■ TASK REQUIREMENTS
Copy each line below exactly and leave the pictures out.

■ LISTED RECORDS
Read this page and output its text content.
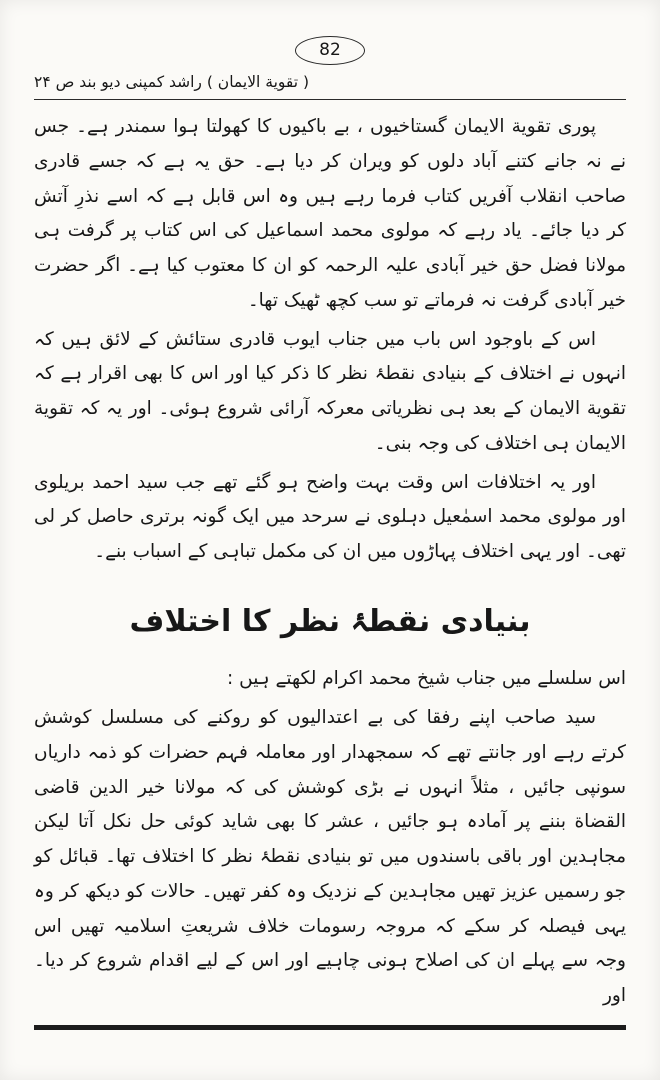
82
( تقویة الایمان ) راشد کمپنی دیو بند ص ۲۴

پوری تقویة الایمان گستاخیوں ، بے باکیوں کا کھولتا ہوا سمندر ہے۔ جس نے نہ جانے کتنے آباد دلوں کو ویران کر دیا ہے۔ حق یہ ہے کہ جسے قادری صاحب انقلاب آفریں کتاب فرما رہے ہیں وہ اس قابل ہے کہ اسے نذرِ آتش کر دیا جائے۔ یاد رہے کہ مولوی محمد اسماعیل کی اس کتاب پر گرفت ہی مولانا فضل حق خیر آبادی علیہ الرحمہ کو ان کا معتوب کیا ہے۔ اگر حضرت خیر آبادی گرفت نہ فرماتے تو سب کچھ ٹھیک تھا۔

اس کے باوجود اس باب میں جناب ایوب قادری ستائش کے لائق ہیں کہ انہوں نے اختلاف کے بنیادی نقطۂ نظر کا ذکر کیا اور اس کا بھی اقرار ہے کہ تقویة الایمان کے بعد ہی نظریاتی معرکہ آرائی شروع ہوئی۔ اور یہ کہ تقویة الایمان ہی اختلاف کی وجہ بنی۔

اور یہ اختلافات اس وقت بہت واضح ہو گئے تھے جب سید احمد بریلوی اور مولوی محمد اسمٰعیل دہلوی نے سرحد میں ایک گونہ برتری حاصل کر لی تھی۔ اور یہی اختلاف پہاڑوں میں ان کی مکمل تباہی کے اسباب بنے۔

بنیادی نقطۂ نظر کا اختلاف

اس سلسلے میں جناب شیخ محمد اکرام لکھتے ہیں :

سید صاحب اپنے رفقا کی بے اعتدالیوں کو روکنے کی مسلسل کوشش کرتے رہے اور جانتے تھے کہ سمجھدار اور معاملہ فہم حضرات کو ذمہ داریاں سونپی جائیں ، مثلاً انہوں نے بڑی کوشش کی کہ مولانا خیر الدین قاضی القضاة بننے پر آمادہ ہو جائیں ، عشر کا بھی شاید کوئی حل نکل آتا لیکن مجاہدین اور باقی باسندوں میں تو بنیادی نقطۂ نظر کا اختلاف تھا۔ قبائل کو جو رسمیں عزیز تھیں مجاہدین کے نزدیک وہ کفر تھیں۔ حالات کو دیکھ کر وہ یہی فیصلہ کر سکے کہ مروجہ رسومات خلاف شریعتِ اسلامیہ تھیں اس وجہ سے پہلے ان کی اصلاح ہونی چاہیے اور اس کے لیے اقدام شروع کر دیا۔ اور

■ RESPONSE TO THIS TASK
Read this page and output its text content.
82
( تقویة الایمان ) راشد کمپنی دیو بند ص ۲۴

پوری تقویة الایمان گستاخیوں ، بے باکیوں کا کھولتا ہوا سمندر ہے۔ جس نے نہ جانے کتنے آباد دلوں کو ویران کر دیا ہے۔ حق یہ ہے کہ جسے قادری صاحب انقلاب آفریں کتاب فرما رہے ہیں وہ اس قابل ہے کہ اسے نذرِ آتش کر دیا جائے۔ یاد رہے کہ مولوی محمد اسماعیل کی اس کتاب پر گرفت ہی مولانا فضل حق خیر آبادی علیہ الرحمہ کو ان کا معتوب کیا ہے۔ اگر حضرت خیر آبادی گرفت نہ فرماتے تو سب کچھ ٹھیک تھا۔

اس کے باوجود اس باب میں جناب ایوب قادری ستائش کے لائق ہیں کہ انہوں نے اختلاف کے بنیادی نقطۂ نظر کا ذکر کیا اور اس کا بھی اقرار ہے کہ تقویة الایمان کے بعد ہی نظریاتی معرکہ آرائی شروع ہوئی۔ اور یہ کہ تقویة الایمان ہی اختلاف کی وجہ بنی۔

اور یہ اختلافات اس وقت بہت واضح ہو گئے تھے جب سید احمد بریلوی اور مولوی محمد اسمٰعیل دہلوی نے سرحد میں ایک گونہ برتری حاصل کر لی تھی۔ اور یہی اختلاف پہاڑوں میں ان کی مکمل تباہی کے اسباب بنے۔

بنیادی نقطۂ نظر کا اختلاف

اس سلسلے میں جناب شیخ محمد اکرام لکھتے ہیں :

سید صاحب اپنے رفقا کی بے اعتدالیوں کو روکنے کی مسلسل کوشش کرتے رہے اور جانتے تھے کہ سمجھدار اور معاملہ فہم حضرات کو ذمہ داریاں سونپی جائیں ، مثلاً انہوں نے بڑی کوشش کی کہ مولانا خیر الدین قاضی القضاة بننے پر آمادہ ہو جائیں ، عشر کا بھی شاید کوئی حل نکل آتا لیکن مجاہدین اور باقی باسندوں میں تو بنیادی نقطۂ نظر کا اختلاف تھا۔ قبائل کو جو رسمیں عزیز تھیں مجاہدین کے نزدیک وہ کفر تھیں۔ حالات کو دیکھ کر وہ یہی فیصلہ کر سکے کہ مروجہ رسومات خلاف شریعتِ اسلامیہ تھیں اس وجہ سے پہلے ان کی اصلاح ہونی چاہیے اور اس کے لیے اقدام شروع کر دیا۔ اور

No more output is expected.